Directions for this task: Turn the paragraph beginning "Metal Clad switchgear shall have two safety grounds" in the substation grounding text into a brief bulleted list that keeps its main requirements.

Source document:
═══
Terminal Transmission Tower Grounding

Terminal transmission towers located adjacent to the substation shall be connected to

the substation grounding grid at two diagonally opposite points. The shield wire shall

be connected to the tower structure, which in turn is connected to the grounding grid.

 Lightning Masts

Metal lightning masts shall have one safety ground.

Ring Main Unit (RMU)

The RMU inside the substation, if applicable, shall have two safety ground connections.

Oil Tanks and Oil /Water Pipings

All oil tanks shall be grounded at two points with bolted cable connections to two

different points of the grounding grid. Oil piping shall be grounded at intervals of

12m. Runs shorter than l2m shall be grounded at least at two points. Water piping

shall be connected to the grounding system at all service points. In addition, two

copper conductors of adequate size, shall be connected to the main water pipe from two separate points of the grounding grid.

Metal Clad Switchgear

Metal Clad switchgear shall have two safety grounds connected to the switchgear grounding bus. Withdrawable circuit breakers and PTs shall be provided with reliable connection to the ground bus. Grounding via the roller wheels and the rail is not acceptable.
═══
Extracted information:

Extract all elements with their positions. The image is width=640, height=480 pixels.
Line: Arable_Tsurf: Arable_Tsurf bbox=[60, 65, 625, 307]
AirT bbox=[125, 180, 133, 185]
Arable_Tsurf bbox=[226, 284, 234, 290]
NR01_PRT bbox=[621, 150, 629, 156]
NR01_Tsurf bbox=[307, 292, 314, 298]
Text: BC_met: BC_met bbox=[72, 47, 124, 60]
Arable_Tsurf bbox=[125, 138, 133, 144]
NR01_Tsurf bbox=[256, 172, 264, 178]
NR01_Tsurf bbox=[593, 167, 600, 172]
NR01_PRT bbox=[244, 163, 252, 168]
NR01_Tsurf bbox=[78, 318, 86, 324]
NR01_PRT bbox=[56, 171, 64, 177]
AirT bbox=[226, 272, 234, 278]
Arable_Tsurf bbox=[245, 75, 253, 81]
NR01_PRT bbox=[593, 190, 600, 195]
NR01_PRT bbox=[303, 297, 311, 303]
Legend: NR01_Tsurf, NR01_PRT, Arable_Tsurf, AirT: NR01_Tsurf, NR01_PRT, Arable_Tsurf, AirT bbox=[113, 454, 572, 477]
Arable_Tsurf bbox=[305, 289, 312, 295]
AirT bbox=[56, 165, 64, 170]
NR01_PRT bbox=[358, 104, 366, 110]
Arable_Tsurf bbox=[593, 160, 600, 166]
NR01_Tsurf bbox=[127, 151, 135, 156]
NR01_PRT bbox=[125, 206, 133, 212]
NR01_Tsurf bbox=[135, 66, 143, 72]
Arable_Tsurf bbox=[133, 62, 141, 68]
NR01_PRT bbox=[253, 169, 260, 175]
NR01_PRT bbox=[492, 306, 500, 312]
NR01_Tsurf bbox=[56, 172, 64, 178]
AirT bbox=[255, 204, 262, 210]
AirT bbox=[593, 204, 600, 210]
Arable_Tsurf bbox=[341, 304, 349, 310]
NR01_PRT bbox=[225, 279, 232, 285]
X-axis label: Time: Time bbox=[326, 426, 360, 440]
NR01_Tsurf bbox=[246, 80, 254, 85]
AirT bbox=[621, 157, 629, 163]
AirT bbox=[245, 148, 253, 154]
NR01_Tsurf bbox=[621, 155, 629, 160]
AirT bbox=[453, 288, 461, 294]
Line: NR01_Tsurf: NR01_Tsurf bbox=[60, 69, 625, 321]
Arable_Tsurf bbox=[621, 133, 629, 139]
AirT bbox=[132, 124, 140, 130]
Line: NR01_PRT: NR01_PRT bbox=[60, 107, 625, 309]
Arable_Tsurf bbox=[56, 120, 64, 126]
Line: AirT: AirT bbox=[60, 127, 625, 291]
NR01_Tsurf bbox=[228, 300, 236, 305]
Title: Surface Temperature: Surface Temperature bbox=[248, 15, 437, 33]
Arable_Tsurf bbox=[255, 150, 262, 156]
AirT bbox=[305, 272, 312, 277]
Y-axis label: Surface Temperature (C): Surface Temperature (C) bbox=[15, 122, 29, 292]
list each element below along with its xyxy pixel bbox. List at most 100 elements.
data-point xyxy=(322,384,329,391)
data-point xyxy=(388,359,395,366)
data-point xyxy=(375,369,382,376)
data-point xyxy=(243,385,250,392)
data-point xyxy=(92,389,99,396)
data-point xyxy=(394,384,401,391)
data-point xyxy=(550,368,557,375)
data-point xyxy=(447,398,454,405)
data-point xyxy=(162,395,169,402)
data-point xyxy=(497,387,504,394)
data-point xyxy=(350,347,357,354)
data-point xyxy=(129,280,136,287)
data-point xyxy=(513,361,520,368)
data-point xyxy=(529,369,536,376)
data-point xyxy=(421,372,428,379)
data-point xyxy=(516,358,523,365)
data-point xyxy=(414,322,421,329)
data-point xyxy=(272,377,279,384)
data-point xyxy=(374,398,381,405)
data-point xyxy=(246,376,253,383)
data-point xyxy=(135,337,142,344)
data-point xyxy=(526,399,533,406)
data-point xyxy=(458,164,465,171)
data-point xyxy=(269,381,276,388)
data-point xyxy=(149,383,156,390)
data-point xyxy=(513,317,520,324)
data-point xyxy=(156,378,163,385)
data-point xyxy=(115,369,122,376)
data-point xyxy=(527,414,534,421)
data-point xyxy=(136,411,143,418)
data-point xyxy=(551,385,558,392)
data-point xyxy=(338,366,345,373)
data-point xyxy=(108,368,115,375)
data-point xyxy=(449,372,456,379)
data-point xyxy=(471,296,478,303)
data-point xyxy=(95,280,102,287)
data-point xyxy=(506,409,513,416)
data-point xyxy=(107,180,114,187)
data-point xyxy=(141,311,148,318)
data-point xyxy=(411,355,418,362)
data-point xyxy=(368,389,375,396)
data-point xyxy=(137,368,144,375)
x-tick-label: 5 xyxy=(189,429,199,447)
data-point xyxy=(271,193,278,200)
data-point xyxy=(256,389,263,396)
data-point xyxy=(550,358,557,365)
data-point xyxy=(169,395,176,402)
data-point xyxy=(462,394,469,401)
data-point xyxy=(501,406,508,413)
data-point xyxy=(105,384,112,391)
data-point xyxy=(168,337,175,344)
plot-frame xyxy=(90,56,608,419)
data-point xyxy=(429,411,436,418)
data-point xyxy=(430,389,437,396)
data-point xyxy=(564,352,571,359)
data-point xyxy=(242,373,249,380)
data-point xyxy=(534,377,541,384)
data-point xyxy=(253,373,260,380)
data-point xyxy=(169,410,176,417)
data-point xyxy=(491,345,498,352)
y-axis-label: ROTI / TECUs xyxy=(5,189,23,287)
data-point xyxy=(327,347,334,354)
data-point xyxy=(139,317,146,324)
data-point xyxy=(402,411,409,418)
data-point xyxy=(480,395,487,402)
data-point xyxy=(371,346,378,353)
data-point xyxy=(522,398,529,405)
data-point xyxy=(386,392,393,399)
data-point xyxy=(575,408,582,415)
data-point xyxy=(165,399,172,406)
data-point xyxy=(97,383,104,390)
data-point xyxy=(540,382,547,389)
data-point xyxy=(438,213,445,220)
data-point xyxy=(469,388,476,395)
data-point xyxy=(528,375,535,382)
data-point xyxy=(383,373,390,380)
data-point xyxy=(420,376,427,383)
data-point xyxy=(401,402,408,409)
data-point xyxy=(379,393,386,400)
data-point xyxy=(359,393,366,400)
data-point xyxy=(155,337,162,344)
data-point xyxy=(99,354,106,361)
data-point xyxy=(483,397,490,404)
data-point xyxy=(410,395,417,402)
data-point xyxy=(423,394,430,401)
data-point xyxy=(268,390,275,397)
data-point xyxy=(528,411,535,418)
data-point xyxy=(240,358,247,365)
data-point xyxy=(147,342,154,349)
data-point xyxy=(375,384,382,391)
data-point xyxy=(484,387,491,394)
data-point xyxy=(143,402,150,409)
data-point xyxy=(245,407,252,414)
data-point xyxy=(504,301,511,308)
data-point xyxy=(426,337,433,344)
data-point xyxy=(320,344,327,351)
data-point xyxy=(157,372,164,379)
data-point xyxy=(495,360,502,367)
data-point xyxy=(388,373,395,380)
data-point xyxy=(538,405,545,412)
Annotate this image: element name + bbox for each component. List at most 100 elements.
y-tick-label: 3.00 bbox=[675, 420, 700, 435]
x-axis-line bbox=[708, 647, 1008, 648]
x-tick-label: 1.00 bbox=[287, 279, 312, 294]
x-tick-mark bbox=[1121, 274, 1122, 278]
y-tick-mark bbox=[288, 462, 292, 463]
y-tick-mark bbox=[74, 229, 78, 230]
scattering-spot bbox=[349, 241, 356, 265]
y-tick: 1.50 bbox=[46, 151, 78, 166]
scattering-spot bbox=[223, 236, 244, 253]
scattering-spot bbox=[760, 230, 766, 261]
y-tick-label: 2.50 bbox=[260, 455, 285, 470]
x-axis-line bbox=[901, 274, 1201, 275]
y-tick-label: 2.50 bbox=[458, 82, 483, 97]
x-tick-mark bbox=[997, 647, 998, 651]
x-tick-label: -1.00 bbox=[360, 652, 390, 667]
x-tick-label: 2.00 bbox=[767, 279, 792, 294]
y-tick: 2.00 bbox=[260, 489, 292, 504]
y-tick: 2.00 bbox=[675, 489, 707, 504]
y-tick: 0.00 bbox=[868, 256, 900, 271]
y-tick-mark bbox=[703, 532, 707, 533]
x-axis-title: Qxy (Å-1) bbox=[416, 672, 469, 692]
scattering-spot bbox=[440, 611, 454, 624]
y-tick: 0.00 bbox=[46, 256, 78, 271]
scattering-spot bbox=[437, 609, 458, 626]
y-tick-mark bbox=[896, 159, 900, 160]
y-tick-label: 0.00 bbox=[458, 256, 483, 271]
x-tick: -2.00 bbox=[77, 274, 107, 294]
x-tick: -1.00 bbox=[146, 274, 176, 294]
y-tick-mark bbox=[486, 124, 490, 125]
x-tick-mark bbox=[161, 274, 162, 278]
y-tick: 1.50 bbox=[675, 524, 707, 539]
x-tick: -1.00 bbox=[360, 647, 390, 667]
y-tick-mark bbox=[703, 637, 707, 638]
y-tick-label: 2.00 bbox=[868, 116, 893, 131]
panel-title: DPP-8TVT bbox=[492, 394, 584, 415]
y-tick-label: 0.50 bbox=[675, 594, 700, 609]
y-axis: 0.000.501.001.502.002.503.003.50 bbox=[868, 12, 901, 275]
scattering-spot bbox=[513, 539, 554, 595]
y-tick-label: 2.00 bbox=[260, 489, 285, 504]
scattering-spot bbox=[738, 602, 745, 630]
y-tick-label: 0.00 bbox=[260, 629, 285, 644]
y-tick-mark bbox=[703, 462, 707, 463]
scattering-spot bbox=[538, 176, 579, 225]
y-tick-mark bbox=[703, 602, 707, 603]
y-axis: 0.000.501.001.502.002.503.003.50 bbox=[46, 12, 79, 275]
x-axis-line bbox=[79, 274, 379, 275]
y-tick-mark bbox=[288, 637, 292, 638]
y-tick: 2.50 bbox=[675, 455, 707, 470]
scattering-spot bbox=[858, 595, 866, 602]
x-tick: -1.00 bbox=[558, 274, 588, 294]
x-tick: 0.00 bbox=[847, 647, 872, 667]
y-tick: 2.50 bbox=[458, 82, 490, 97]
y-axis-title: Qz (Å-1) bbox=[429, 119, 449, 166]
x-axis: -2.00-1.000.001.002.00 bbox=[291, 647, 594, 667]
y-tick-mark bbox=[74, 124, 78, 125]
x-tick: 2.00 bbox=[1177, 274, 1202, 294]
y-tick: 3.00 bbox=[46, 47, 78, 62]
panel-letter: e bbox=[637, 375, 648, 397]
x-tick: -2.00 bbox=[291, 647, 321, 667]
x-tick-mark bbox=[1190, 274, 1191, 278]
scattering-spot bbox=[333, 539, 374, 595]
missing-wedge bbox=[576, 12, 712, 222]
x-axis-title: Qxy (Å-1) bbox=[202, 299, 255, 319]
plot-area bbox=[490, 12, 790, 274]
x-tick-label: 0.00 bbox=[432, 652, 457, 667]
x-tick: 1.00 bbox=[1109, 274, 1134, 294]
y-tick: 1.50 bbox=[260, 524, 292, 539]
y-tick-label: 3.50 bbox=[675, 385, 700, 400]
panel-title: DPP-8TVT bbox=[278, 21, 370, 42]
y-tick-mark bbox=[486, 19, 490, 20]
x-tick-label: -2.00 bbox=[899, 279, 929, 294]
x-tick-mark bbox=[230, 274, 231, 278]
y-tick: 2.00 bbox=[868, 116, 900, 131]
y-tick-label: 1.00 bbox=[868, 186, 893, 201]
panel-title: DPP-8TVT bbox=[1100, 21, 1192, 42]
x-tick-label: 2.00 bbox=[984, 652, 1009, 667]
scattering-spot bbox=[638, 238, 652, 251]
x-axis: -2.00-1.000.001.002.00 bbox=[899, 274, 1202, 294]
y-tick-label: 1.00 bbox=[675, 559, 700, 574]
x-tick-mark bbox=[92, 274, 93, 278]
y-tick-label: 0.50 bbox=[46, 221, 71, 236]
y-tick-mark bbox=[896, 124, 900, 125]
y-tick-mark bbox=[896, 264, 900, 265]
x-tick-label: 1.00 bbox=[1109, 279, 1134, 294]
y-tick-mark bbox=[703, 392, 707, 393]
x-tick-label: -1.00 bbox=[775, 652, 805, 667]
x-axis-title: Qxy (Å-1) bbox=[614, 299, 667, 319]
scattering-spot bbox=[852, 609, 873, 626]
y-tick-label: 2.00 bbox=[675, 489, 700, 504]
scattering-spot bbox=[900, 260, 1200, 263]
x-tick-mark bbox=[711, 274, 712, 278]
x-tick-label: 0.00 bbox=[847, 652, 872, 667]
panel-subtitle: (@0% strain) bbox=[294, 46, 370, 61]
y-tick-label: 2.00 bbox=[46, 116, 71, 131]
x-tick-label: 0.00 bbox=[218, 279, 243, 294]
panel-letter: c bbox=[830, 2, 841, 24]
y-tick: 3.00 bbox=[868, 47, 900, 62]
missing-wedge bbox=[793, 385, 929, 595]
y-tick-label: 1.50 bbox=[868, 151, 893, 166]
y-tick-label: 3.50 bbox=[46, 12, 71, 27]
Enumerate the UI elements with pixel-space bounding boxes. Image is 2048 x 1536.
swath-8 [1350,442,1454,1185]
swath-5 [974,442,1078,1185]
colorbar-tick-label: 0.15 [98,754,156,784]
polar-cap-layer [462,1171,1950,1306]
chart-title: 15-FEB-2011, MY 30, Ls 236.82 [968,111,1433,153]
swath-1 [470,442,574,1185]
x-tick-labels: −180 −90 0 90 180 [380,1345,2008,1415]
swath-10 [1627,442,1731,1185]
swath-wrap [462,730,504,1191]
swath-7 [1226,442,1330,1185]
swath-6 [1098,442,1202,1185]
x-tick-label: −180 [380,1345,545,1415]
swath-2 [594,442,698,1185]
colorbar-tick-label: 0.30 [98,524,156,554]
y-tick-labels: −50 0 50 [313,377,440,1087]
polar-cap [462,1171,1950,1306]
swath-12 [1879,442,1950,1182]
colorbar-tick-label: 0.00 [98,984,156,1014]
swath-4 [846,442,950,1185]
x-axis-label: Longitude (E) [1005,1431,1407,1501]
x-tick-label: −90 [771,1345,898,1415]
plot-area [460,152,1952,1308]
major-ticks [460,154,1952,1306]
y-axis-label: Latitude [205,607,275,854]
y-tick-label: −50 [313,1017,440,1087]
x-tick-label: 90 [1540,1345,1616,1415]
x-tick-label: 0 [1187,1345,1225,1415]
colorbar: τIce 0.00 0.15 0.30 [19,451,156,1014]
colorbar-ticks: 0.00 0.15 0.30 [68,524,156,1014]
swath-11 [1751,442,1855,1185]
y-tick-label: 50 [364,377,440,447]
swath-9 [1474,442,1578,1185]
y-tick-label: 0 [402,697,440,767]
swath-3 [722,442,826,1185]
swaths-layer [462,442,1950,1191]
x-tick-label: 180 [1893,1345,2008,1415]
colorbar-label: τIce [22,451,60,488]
═══
Answer below:
- Two safety grounds connect metal clad switchgear to the switchgear grounding bus.
- Withdrawable circuit breakers and PTs must have a reliable connection to the ground bus.
- Grounding through the roller wheels and the rail is not acceptable.